Problem ::
Identify the lines that contain the word "незалежність", then copy them.

○ ○ ○

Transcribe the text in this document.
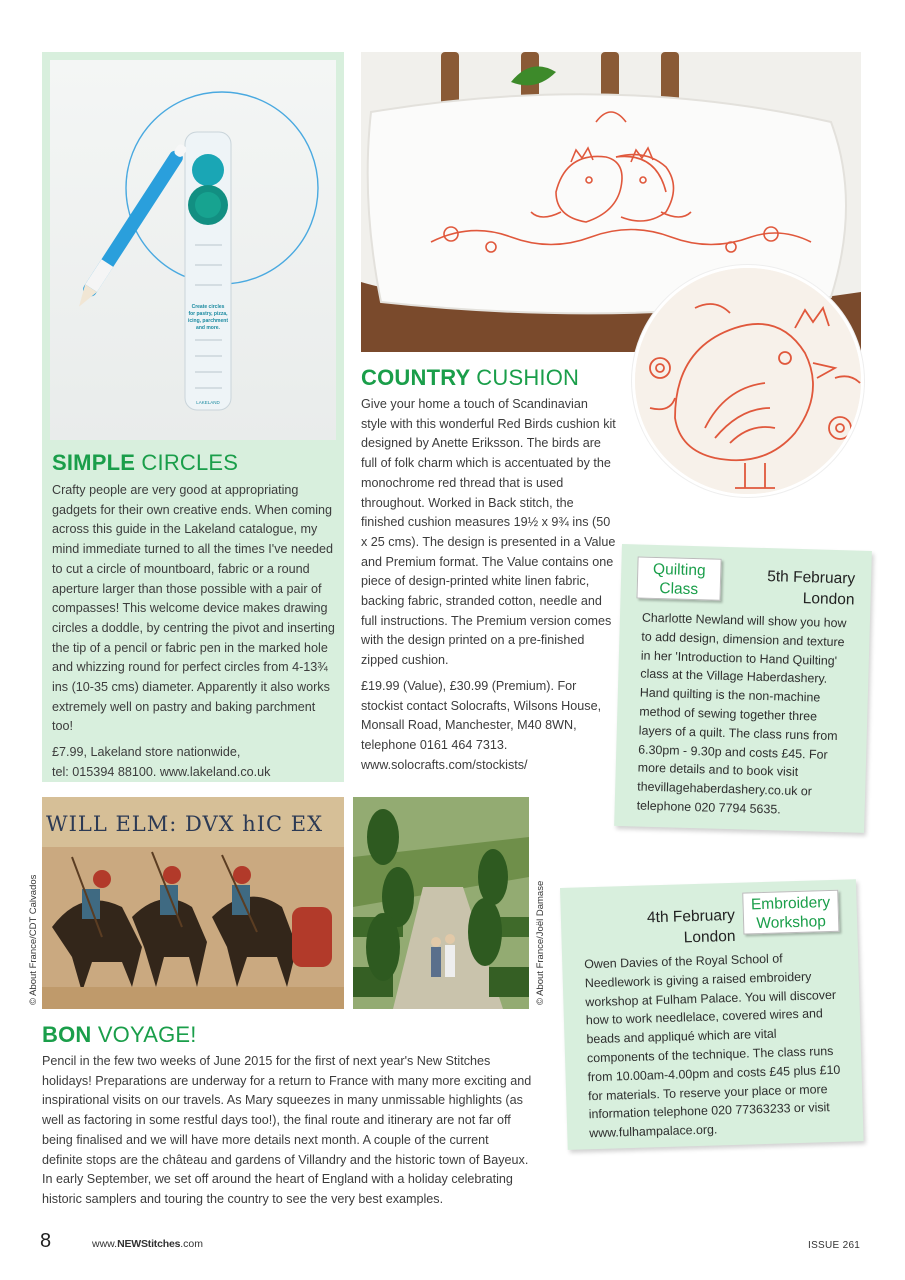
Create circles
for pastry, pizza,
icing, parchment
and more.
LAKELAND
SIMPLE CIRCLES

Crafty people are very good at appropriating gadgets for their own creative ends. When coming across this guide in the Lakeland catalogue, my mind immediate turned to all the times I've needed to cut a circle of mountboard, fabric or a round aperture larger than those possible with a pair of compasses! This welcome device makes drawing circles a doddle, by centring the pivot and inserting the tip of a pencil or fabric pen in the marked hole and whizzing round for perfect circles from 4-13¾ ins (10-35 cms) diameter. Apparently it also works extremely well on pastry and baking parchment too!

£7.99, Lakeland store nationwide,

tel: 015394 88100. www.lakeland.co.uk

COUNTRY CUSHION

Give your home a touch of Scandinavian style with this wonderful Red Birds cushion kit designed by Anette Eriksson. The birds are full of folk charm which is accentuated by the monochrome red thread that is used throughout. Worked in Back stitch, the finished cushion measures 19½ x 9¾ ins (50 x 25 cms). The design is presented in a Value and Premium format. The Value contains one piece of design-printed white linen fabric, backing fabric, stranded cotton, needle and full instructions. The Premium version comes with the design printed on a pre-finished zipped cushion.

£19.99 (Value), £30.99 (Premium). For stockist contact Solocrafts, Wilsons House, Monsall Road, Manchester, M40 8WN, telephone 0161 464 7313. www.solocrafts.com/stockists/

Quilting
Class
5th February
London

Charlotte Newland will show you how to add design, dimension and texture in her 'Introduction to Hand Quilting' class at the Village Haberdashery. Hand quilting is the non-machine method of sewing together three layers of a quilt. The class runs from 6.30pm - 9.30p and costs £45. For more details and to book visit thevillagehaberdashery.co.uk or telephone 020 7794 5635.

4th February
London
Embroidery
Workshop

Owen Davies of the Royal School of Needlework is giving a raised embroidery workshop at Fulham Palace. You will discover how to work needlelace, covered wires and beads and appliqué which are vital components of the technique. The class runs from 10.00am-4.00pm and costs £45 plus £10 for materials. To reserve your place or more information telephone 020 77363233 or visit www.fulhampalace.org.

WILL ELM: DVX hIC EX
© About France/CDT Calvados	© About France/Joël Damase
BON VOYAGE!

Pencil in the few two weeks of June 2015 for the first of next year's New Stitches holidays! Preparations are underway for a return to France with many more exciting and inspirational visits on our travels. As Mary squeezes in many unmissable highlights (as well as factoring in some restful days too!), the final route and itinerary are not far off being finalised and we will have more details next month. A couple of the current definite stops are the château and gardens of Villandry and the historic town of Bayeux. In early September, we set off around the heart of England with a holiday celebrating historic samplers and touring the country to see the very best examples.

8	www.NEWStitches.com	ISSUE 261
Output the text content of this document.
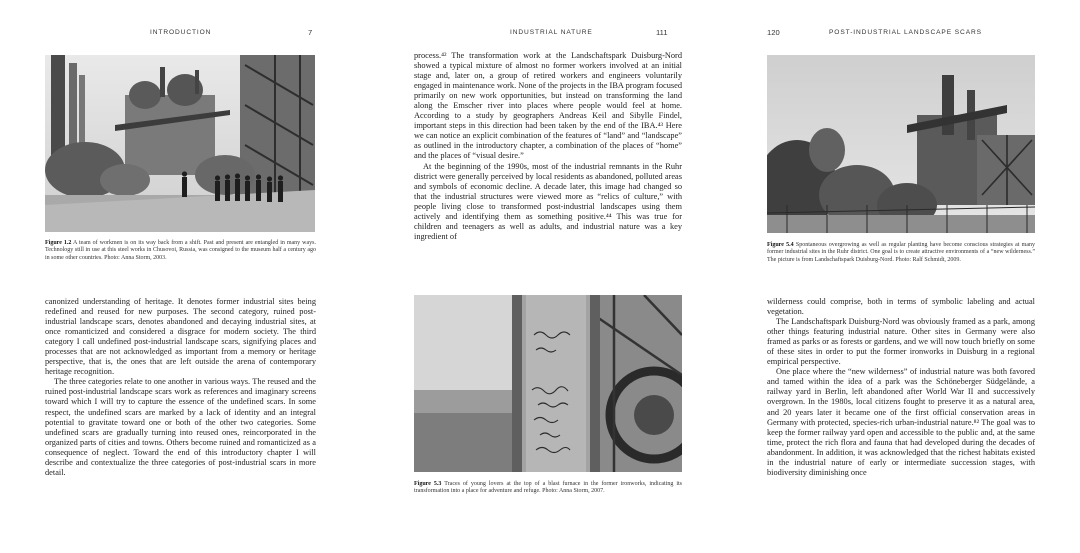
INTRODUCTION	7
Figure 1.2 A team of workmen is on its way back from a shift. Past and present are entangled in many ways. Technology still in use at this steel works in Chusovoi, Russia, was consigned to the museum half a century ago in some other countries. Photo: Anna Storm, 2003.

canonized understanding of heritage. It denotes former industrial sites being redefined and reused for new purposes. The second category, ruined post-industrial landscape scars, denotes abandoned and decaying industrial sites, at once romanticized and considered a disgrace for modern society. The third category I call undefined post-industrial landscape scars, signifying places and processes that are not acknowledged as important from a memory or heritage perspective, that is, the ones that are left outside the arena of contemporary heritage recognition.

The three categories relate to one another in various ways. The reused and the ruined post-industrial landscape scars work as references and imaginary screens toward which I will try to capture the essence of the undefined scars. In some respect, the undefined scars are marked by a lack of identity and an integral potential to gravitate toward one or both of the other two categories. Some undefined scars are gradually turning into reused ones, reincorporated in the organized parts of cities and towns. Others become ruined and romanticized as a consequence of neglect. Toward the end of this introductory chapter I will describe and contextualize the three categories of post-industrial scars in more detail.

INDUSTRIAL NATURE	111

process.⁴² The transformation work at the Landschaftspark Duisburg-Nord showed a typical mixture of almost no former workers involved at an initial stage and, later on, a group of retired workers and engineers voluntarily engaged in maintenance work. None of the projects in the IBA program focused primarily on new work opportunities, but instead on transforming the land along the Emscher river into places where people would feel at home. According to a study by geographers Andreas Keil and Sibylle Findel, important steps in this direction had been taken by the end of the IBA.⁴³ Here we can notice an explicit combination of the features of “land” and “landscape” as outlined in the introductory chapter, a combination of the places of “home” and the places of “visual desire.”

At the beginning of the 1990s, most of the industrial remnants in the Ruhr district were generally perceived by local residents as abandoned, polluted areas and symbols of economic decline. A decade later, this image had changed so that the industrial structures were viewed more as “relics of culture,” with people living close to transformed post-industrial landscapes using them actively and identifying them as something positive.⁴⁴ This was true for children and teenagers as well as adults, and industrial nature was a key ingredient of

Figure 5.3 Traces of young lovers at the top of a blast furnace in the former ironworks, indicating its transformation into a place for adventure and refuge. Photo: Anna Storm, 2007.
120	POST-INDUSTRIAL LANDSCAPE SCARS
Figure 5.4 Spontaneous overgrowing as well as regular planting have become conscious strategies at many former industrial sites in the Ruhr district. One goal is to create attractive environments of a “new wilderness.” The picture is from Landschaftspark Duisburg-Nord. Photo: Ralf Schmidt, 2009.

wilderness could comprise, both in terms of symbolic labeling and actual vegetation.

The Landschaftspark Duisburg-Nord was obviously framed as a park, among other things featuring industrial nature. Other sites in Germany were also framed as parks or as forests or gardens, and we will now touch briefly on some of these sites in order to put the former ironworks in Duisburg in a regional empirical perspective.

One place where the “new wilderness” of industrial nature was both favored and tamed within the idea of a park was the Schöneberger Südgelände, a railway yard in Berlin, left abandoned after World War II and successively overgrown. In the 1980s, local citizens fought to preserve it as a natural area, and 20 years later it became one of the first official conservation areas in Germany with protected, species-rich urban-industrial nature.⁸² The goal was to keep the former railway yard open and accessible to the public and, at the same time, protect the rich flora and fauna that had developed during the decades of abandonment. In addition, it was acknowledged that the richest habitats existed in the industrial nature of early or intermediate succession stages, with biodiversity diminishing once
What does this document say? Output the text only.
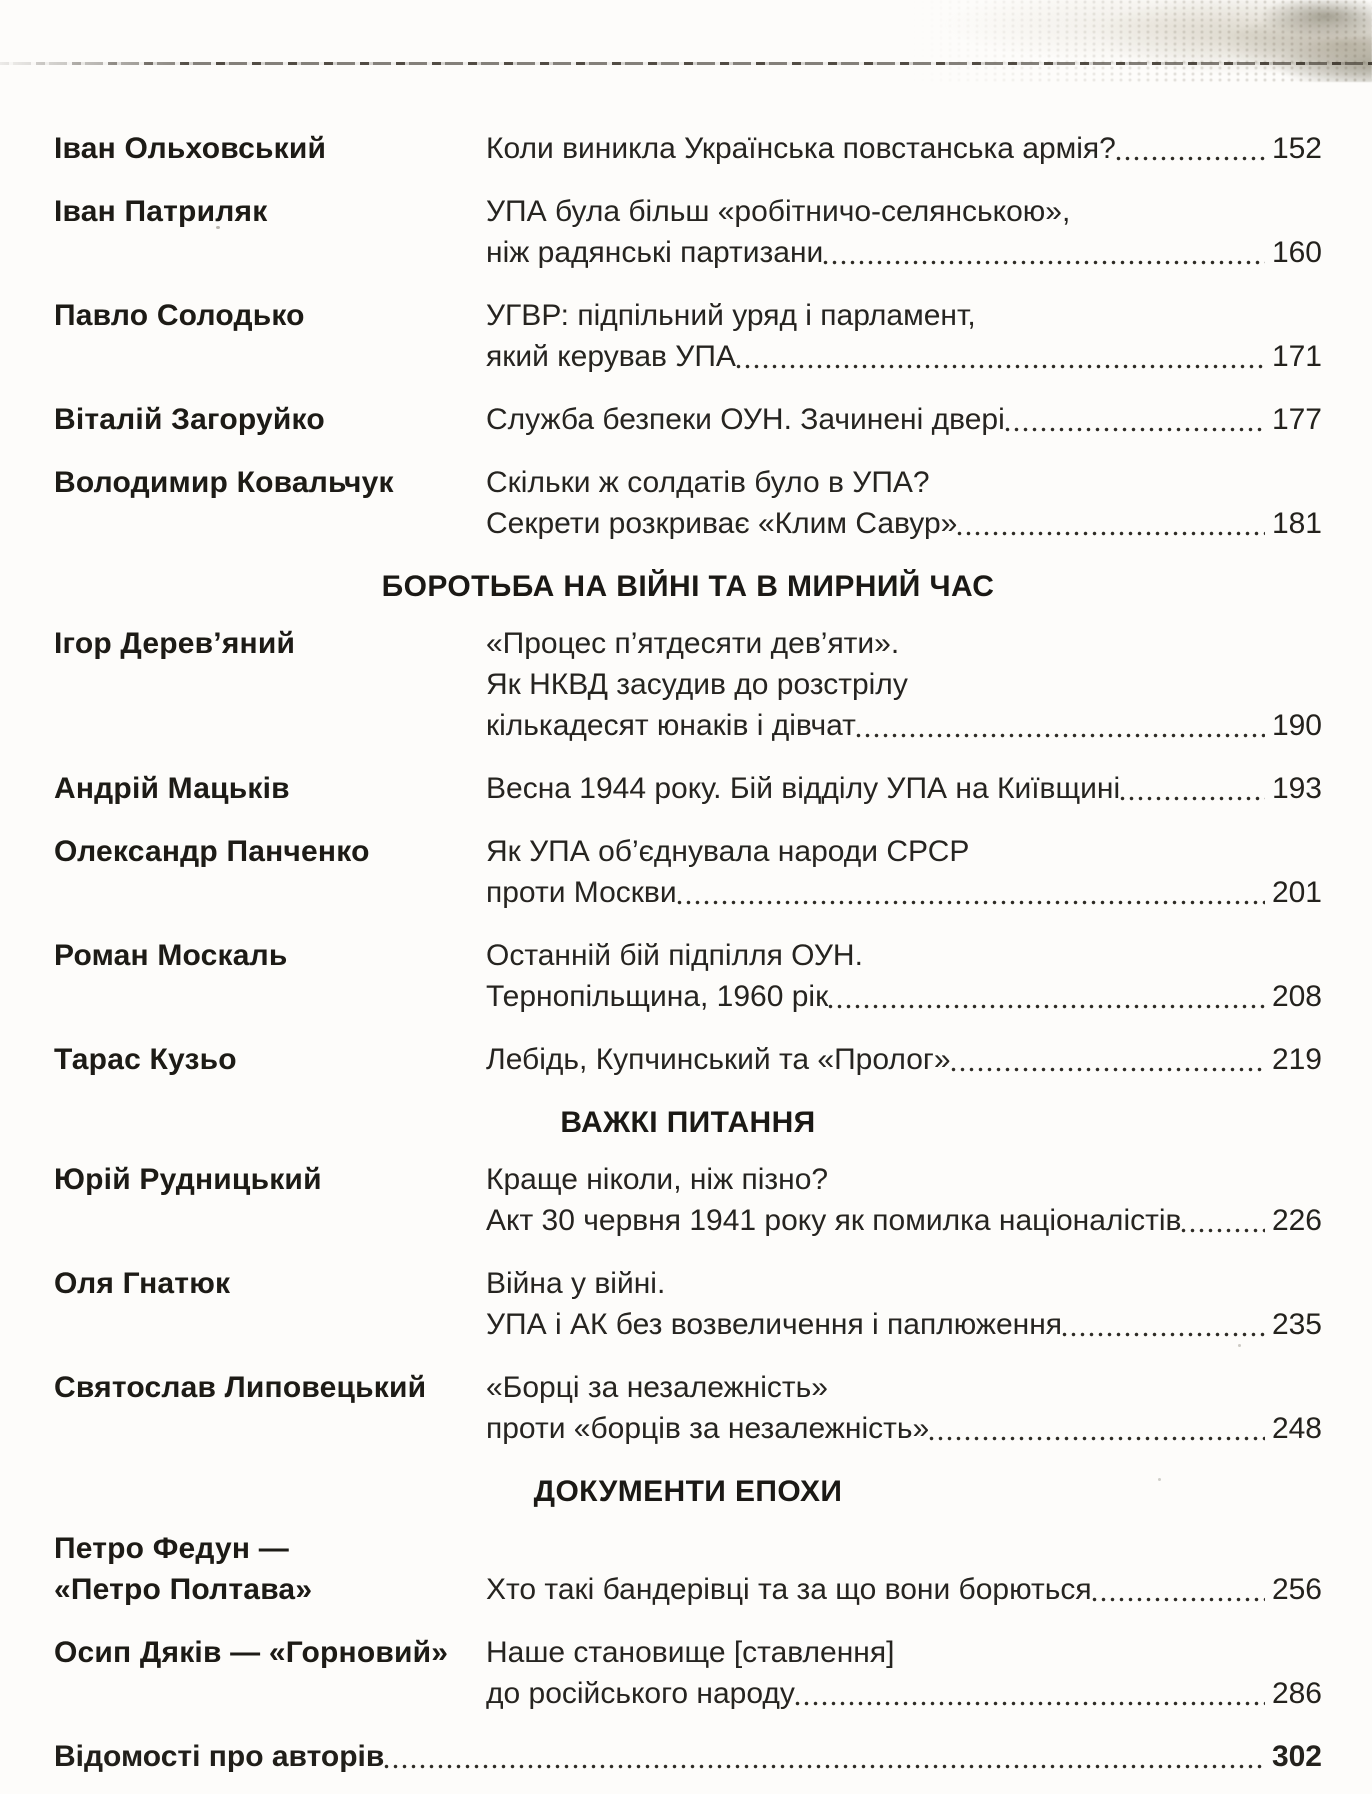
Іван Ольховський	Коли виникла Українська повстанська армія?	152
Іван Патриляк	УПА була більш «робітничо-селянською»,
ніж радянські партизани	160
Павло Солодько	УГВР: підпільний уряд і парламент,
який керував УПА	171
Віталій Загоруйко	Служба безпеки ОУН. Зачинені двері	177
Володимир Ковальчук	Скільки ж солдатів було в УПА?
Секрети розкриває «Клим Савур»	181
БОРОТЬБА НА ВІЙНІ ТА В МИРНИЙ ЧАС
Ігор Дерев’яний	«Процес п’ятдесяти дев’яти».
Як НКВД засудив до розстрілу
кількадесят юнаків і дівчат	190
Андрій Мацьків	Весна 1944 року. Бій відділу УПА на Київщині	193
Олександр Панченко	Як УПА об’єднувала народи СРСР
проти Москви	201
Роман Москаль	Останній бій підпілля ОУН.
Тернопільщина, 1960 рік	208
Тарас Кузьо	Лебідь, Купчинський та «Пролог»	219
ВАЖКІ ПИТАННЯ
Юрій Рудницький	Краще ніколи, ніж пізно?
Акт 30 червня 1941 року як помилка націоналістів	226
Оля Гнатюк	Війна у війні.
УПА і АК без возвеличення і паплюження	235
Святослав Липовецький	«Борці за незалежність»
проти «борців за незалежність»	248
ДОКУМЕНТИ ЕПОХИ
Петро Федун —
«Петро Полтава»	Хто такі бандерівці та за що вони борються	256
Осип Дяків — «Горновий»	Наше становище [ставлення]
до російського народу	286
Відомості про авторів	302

○ ○ ○

Task output ::
Святослав Липовецький	«Борці за незалежність»
проти «борців за незалежність»	248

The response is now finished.